* [WORK TO DO] Repeat all the material exactly; pictures stay out of your copy.
----- RECORDS SUPPLIED
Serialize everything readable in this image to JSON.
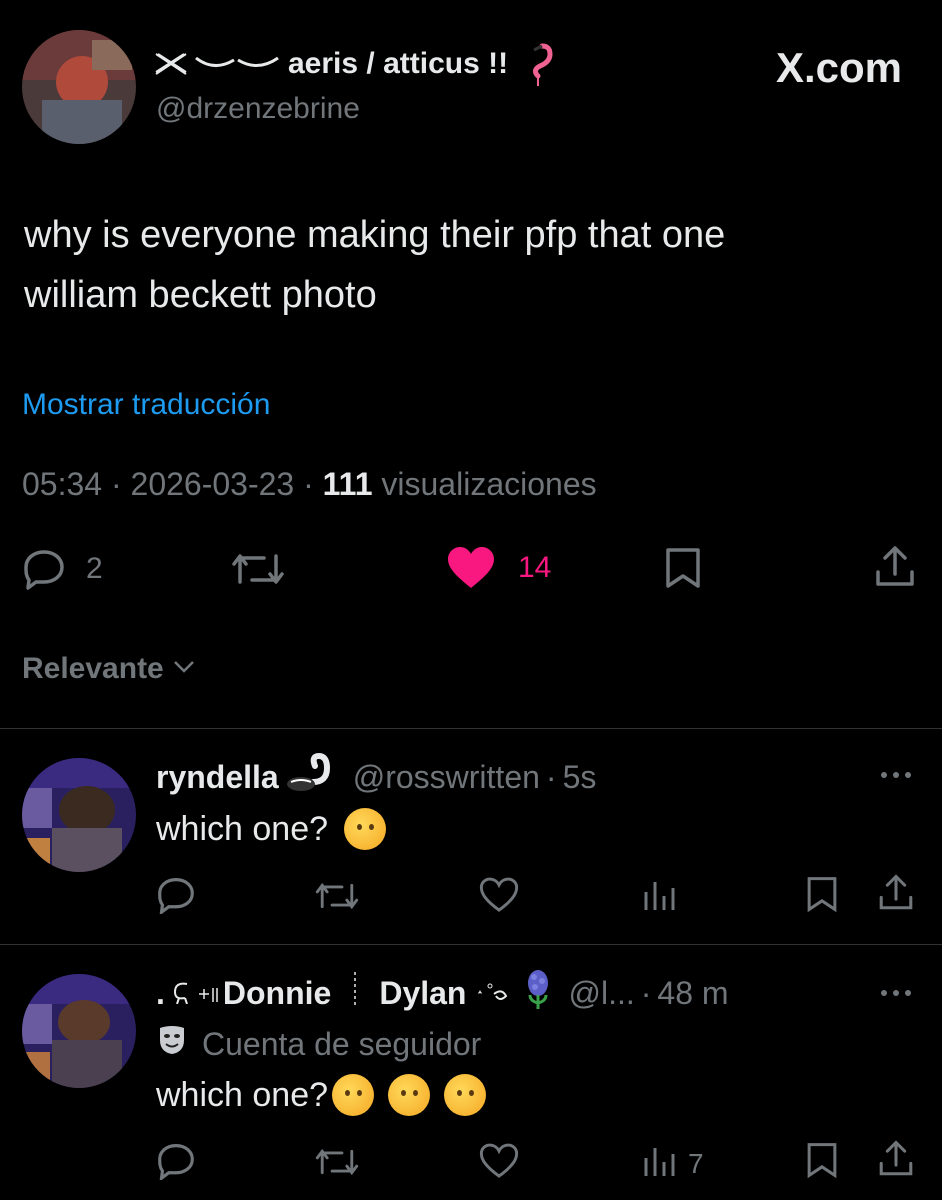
{
  "watermark": "X.com",
  "post": {
    "author_name": "aeris / atticus !!",
    "author_handle": "@drzenzebrine",
    "text_line1": "why is everyone making their pfp that one",
    "text_line2": "william beckett photo",
    "translate_link": "Mostrar traducción",
    "time": "05:34",
    "date": "2026-03-23",
    "views_count": "111",
    "views_label": "visualizaciones",
    "reply_count": "2",
    "like_count": "14",
    "colors": {
      "like": "#f91880",
      "link": "#1d9bf0",
      "muted": "#71767b"
    }
  },
  "sort": {
    "label": "Relevante"
  },
  "replies": [
    {
      "name": "ryndella",
      "handle": "@rosswritten",
      "time": "5s",
      "text": "which one?",
      "views": ""
    },
    {
      "name_part1": "Donnie",
      "name_part2": "Dylan",
      "handle": "@l...",
      "time": "48 m",
      "label": "Cuenta de seguidor",
      "text": "which one?",
      "views": "7"
    }
  ]
}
----------
* [RESULT OF THE TASK]
Serialize everything readable in this image to JSON.
{
  "watermark": "X.com",
  "post": {
    "author_name": "aeris / atticus !!",
    "author_handle": "@drzenzebrine",
    "text_line1": "why is everyone making their pfp that one",
    "text_line2": "william beckett photo",
    "translate_link": "Mostrar traducción",
    "time": "05:34",
    "date": "2026-03-23",
    "views_count": "111",
    "views_label": "visualizaciones",
    "reply_count": "2",
    "like_count": "14",
    "colors": {
      "like": "#f91880",
      "link": "#1d9bf0",
      "muted": "#71767b"
    }
  },
  "sort": {
    "label": "Relevante"
  },
  "replies": [
    {
      "name": "ryndella",
      "handle": "@rosswritten",
      "time": "5s",
      "text": "which one?",
      "views": ""
    },
    {
      "name_part1": "Donnie",
      "name_part2": "Dylan",
      "handle": "@l...",
      "time": "48 m",
      "label": "Cuenta de seguidor",
      "text": "which one?",
      "views": "7"
    }
  ]
}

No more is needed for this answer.